AIM OF THE EXERCISE:
Every record must appear in your copy exactly as written, with no pictures.

DATA EXTRACT:
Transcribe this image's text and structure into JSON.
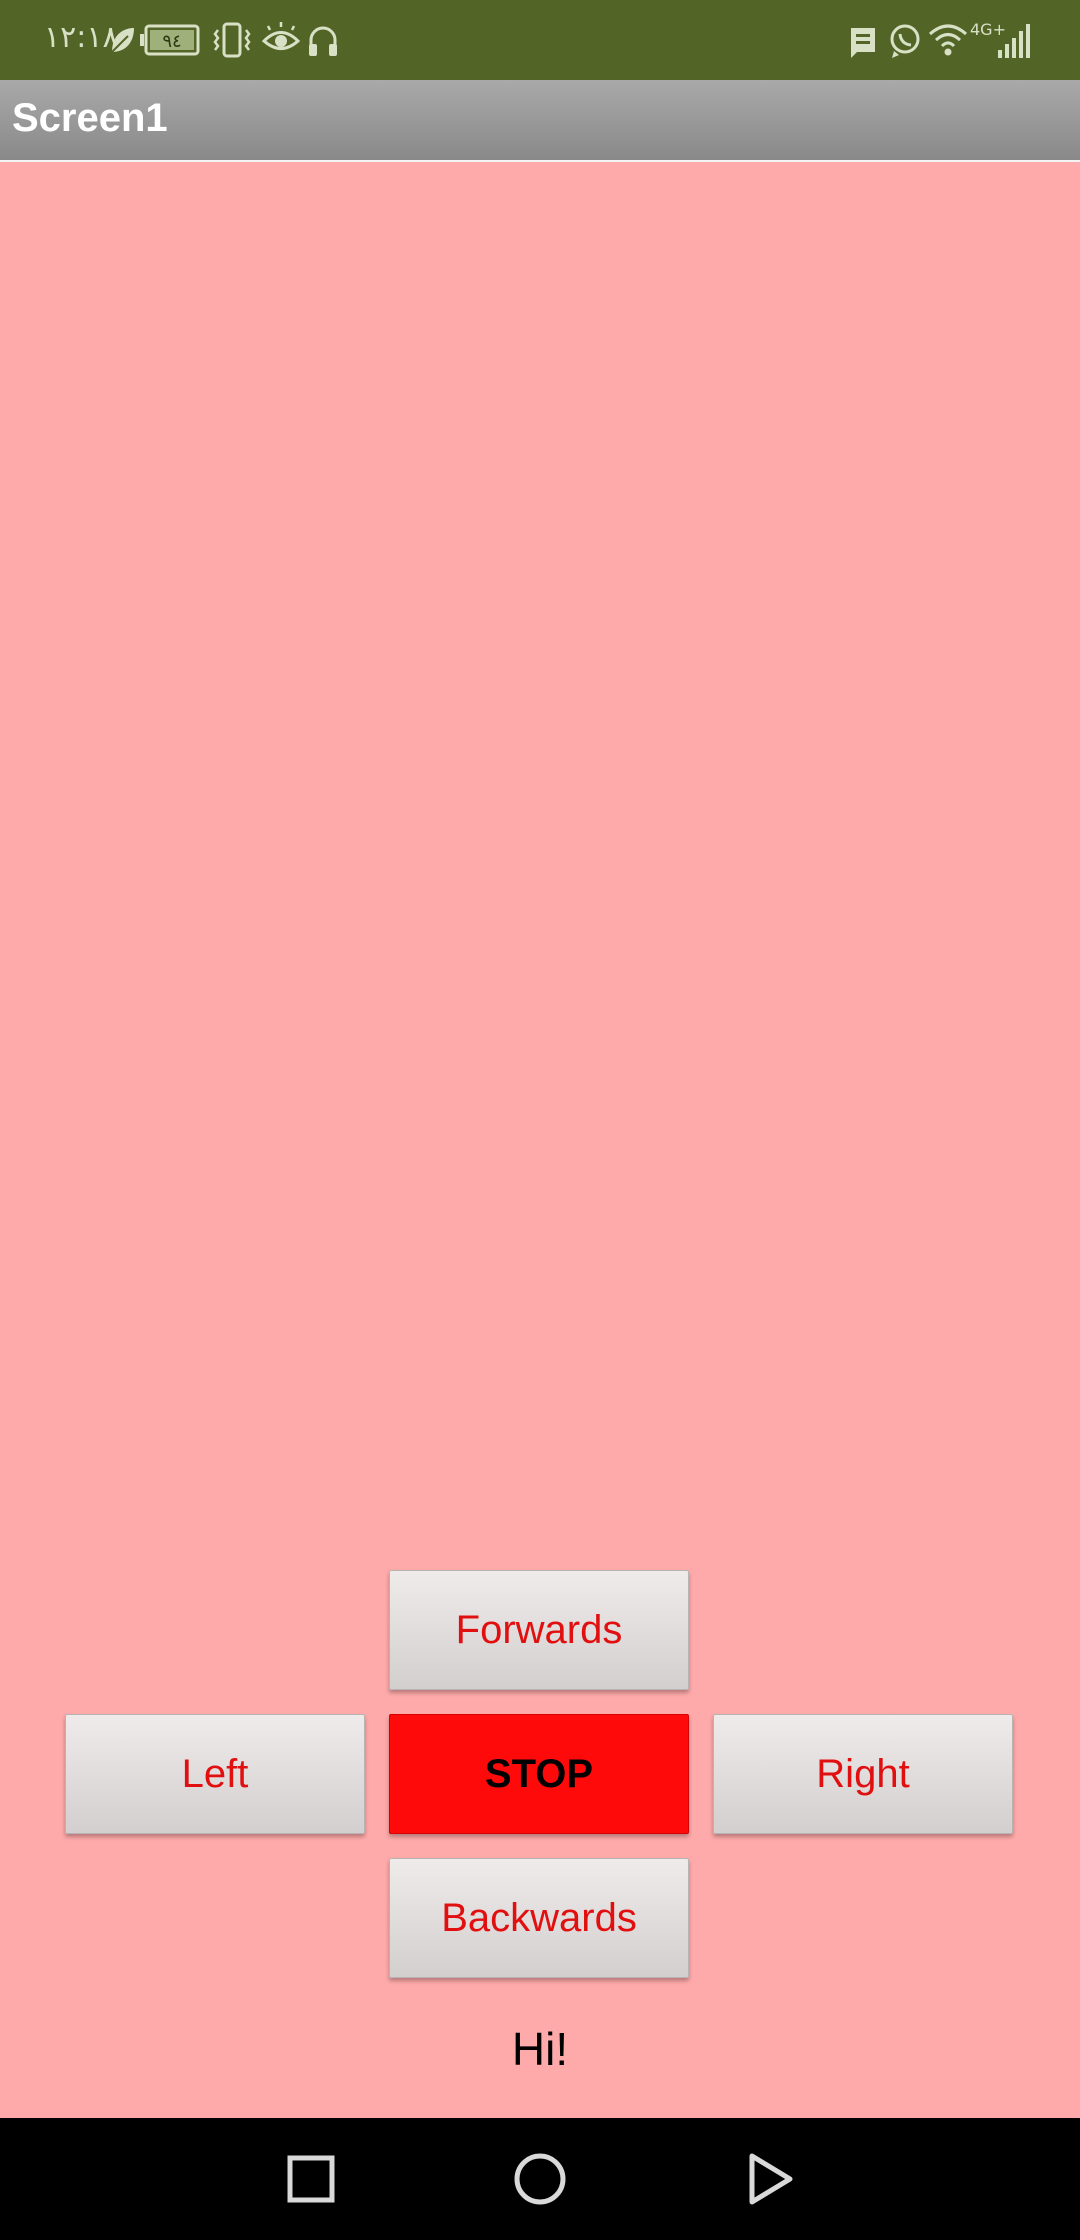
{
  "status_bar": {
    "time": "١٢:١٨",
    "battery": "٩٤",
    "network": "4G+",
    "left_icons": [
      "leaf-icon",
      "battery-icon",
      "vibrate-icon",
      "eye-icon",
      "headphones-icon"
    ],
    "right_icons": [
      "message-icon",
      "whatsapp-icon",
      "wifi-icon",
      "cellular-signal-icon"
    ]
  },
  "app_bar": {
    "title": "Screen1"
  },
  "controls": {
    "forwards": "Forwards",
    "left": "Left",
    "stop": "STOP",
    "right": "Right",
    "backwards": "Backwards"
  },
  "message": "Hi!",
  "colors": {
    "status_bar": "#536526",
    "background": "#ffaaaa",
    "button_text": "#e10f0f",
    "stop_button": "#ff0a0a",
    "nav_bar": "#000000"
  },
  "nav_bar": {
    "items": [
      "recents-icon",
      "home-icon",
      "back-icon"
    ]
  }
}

CORRECT ANSWER:
Transcribe this image's text and structure into JSON.
{
  "status_bar": {
    "time": "١٢:١٨",
    "battery": "٩٤",
    "network": "4G+",
    "left_icons": [
      "leaf-icon",
      "battery-icon",
      "vibrate-icon",
      "eye-icon",
      "headphones-icon"
    ],
    "right_icons": [
      "message-icon",
      "whatsapp-icon",
      "wifi-icon",
      "cellular-signal-icon"
    ]
  },
  "app_bar": {
    "title": "Screen1"
  },
  "controls": {
    "forwards": "Forwards",
    "left": "Left",
    "stop": "STOP",
    "right": "Right",
    "backwards": "Backwards"
  },
  "message": "Hi!",
  "colors": {
    "status_bar": "#536526",
    "background": "#ffaaaa",
    "button_text": "#e10f0f",
    "stop_button": "#ff0a0a",
    "nav_bar": "#000000"
  },
  "nav_bar": {
    "items": [
      "recents-icon",
      "home-icon",
      "back-icon"
    ]
  }
}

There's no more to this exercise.